— START OF GIVEN DATA —
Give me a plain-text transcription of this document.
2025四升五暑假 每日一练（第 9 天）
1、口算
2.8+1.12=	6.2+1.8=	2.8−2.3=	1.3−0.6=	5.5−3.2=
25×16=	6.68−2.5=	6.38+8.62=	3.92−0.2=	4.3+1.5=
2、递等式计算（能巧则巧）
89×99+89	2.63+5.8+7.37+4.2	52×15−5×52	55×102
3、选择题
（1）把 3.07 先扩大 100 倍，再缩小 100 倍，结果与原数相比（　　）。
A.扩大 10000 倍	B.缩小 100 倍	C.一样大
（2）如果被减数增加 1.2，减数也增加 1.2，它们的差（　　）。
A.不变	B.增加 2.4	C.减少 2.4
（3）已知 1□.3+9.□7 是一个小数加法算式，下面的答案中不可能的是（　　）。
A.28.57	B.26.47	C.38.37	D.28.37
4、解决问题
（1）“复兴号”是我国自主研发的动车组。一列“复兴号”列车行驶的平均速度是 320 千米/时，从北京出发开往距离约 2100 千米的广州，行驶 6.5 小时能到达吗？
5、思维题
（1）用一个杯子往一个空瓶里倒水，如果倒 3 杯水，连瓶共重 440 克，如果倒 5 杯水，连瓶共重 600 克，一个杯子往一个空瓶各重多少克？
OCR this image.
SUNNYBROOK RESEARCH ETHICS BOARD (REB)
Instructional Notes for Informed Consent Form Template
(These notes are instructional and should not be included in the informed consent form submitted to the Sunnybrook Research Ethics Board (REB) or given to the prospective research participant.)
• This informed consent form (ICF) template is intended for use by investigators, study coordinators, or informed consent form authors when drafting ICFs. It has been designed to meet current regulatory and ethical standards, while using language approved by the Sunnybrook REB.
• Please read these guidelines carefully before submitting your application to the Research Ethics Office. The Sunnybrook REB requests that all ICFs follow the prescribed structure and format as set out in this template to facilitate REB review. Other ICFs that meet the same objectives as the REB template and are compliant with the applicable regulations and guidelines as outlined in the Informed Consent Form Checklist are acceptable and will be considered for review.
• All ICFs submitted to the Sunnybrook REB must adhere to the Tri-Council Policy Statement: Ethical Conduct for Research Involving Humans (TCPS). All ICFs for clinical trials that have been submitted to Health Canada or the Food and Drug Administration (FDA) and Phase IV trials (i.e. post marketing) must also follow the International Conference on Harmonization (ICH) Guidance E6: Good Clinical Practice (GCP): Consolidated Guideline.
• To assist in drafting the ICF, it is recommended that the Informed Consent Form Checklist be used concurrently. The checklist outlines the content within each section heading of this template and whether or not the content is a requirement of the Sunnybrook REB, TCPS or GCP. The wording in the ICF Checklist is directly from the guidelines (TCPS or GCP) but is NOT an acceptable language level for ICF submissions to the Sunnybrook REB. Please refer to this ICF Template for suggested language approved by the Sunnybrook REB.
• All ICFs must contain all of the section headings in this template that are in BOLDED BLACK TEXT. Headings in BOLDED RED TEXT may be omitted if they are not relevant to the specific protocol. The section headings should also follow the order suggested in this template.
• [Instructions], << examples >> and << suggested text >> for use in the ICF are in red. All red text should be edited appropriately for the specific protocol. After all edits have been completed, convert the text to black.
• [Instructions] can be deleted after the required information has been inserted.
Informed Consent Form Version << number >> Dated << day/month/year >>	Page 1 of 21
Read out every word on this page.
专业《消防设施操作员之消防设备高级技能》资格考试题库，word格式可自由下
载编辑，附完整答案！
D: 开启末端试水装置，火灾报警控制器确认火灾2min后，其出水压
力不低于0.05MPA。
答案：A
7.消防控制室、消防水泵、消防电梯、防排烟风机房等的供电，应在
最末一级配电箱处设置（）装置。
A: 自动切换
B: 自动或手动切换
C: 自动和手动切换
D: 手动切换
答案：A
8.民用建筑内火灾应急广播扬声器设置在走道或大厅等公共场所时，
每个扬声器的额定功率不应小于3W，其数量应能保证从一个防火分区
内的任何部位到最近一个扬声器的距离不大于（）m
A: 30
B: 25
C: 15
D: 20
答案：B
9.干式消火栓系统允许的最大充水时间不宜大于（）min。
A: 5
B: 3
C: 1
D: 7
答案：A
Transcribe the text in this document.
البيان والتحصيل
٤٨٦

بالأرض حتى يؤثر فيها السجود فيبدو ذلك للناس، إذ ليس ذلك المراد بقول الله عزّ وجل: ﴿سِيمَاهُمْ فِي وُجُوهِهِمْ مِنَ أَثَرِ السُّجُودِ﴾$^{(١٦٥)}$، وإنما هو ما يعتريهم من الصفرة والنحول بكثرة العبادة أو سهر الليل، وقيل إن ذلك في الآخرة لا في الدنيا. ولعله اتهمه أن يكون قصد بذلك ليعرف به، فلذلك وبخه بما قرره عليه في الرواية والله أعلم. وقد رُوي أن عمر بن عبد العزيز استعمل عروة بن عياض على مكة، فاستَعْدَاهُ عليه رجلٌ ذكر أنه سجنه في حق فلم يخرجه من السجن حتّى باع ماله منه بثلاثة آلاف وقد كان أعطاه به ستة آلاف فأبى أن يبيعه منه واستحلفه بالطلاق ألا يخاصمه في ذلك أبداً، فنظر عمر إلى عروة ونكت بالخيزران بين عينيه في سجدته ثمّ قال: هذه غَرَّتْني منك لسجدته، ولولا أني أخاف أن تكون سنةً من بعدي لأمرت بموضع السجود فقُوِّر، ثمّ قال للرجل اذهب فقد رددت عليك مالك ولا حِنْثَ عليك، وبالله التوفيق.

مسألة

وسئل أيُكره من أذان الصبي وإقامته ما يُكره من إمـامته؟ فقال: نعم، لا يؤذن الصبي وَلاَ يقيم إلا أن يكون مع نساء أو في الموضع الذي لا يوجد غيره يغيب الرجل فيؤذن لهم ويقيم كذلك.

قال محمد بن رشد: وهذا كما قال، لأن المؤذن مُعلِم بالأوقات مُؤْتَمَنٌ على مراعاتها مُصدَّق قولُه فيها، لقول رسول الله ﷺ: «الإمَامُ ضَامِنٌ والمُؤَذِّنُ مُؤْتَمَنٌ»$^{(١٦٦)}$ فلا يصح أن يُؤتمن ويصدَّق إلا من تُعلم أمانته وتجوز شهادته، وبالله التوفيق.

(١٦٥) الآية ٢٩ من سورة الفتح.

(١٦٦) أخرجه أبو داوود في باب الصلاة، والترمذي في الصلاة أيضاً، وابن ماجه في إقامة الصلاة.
— END OF GIVEN DATA —
SET TASK: Transcribe each entry precisely, missing none.

FINAL ANSWER:
Give me a plain-text transcription of this document.
2025四升五暑假 每日一练（第 9 天）
1、口算
2.8+1.12=	6.2+1.8=	2.8−2.3=	1.3−0.6=	5.5−3.2=
25×16=	6.68−2.5=	6.38+8.62=	3.92−0.2=	4.3+1.5=
2、递等式计算（能巧则巧）
89×99+89	2.63+5.8+7.37+4.2	52×15−5×52	55×102
3、选择题
（1）把 3.07 先扩大 100 倍，再缩小 100 倍，结果与原数相比（　　）。
A.扩大 10000 倍	B.缩小 100 倍	C.一样大
（2）如果被减数增加 1.2，减数也增加 1.2，它们的差（　　）。
A.不变	B.增加 2.4	C.减少 2.4
（3）已知 1□.3+9.□7 是一个小数加法算式，下面的答案中不可能的是（　　）。
A.28.57	B.26.47	C.38.37	D.28.37
4、解决问题
（1）“复兴号”是我国自主研发的动车组。一列“复兴号”列车行驶的平均速度是 320 千米/时，从北京出发开往距离约 2100 千米的广州，行驶 6.5 小时能到达吗？
5、思维题
（1）用一个杯子往一个空瓶里倒水，如果倒 3 杯水，连瓶共重 440 克，如果倒 5 杯水，连瓶共重 600 克，一个杯子往一个空瓶各重多少克？
OCR this image.
SUNNYBROOK RESEARCH ETHICS BOARD (REB)
Instructional Notes for Informed Consent Form Template
(These notes are instructional and should not be included in the informed consent form submitted to the Sunnybrook Research Ethics Board (REB) or given to the prospective research participant.)
• This informed consent form (ICF) template is intended for use by investigators, study coordinators, or informed consent form authors when drafting ICFs. It has been designed to meet current regulatory and ethical standards, while using language approved by the Sunnybrook REB.
• Please read these guidelines carefully before submitting your application to the Research Ethics Office. The Sunnybrook REB requests that all ICFs follow the prescribed structure and format as set out in this template to facilitate REB review. Other ICFs that meet the same objectives as the REB template and are compliant with the applicable regulations and guidelines as outlined in the Informed Consent Form Checklist are acceptable and will be considered for review.
• All ICFs submitted to the Sunnybrook REB must adhere to the Tri-Council Policy Statement: Ethical Conduct for Research Involving Humans (TCPS). All ICFs for clinical trials that have been submitted to Health Canada or the Food and Drug Administration (FDA) and Phase IV trials (i.e. post marketing) must also follow the International Conference on Harmonization (ICH) Guidance E6: Good Clinical Practice (GCP): Consolidated Guideline.
• To assist in drafting the ICF, it is recommended that the Informed Consent Form Checklist be used concurrently. The checklist outlines the content within each section heading of this template and whether or not the content is a requirement of the Sunnybrook REB, TCPS or GCP. The wording in the ICF Checklist is directly from the guidelines (TCPS or GCP) but is NOT an acceptable language level for ICF submissions to the Sunnybrook REB. Please refer to this ICF Template for suggested language approved by the Sunnybrook REB.
• All ICFs must contain all of the section headings in this template that are in BOLDED BLACK TEXT. Headings in BOLDED RED TEXT may be omitted if they are not relevant to the specific protocol. The section headings should also follow the order suggested in this template.
• [Instructions], << examples >> and << suggested text >> for use in the ICF are in red. All red text should be edited appropriately for the specific protocol. After all edits have been completed, convert the text to black.
• [Instructions] can be deleted after the required information has been inserted.
Informed Consent Form Version << number >> Dated << day/month/year >>	Page 1 of 21
Read out every word on this page.
专业《消防设施操作员之消防设备高级技能》资格考试题库，word格式可自由下
载编辑，附完整答案！
D: 开启末端试水装置，火灾报警控制器确认火灾2min后，其出水压
力不低于0.05MPA。
答案：A
7.消防控制室、消防水泵、消防电梯、防排烟风机房等的供电，应在
最末一级配电箱处设置（）装置。
A: 自动切换
B: 自动或手动切换
C: 自动和手动切换
D: 手动切换
答案：A
8.民用建筑内火灾应急广播扬声器设置在走道或大厅等公共场所时，
每个扬声器的额定功率不应小于3W，其数量应能保证从一个防火分区
内的任何部位到最近一个扬声器的距离不大于（）m
A: 30
B: 25
C: 15
D: 20
答案：B
9.干式消火栓系统允许的最大充水时间不宜大于（）min。
A: 5
B: 3
C: 1
D: 7
答案：A
Transcribe the text in this document.
البيان والتحصيل
٤٨٦

بالأرض حتى يؤثر فيها السجود فيبدو ذلك للناس، إذ ليس ذلك المراد بقول الله عزّ وجل: ﴿سِيمَاهُمْ فِي وُجُوهِهِمْ مِنَ أَثَرِ السُّجُودِ﴾$^{(١٦٥)}$، وإنما هو ما يعتريهم من الصفرة والنحول بكثرة العبادة أو سهر الليل، وقيل إن ذلك في الآخرة لا في الدنيا. ولعله اتهمه أن يكون قصد بذلك ليعرف به، فلذلك وبخه بما قرره عليه في الرواية والله أعلم. وقد رُوي أن عمر بن عبد العزيز استعمل عروة بن عياض على مكة، فاستَعْدَاهُ عليه رجلٌ ذكر أنه سجنه في حق فلم يخرجه من السجن حتّى باع ماله منه بثلاثة آلاف وقد كان أعطاه به ستة آلاف فأبى أن يبيعه منه واستحلفه بالطلاق ألا يخاصمه في ذلك أبداً، فنظر عمر إلى عروة ونكت بالخيزران بين عينيه في سجدته ثمّ قال: هذه غَرَّتْني منك لسجدته، ولولا أني أخاف أن تكون سنةً من بعدي لأمرت بموضع السجود فقُوِّر، ثمّ قال للرجل اذهب فقد رددت عليك مالك ولا حِنْثَ عليك، وبالله التوفيق.

مسألة

وسئل أيُكره من أذان الصبي وإقامته ما يُكره من إمـامته؟ فقال: نعم، لا يؤذن الصبي وَلاَ يقيم إلا أن يكون مع نساء أو في الموضع الذي لا يوجد غيره يغيب الرجل فيؤذن لهم ويقيم كذلك.

قال محمد بن رشد: وهذا كما قال، لأن المؤذن مُعلِم بالأوقات مُؤْتَمَنٌ على مراعاتها مُصدَّق قولُه فيها، لقول رسول الله ﷺ: «الإمَامُ ضَامِنٌ والمُؤَذِّنُ مُؤْتَمَنٌ»$^{(١٦٦)}$ فلا يصح أن يُؤتمن ويصدَّق إلا من تُعلم أمانته وتجوز شهادته، وبالله التوفيق.

(١٦٥) الآية ٢٩ من سورة الفتح.

(١٦٦) أخرجه أبو داوود في باب الصلاة، والترمذي في الصلاة أيضاً، وابن ماجه في إقامة الصلاة.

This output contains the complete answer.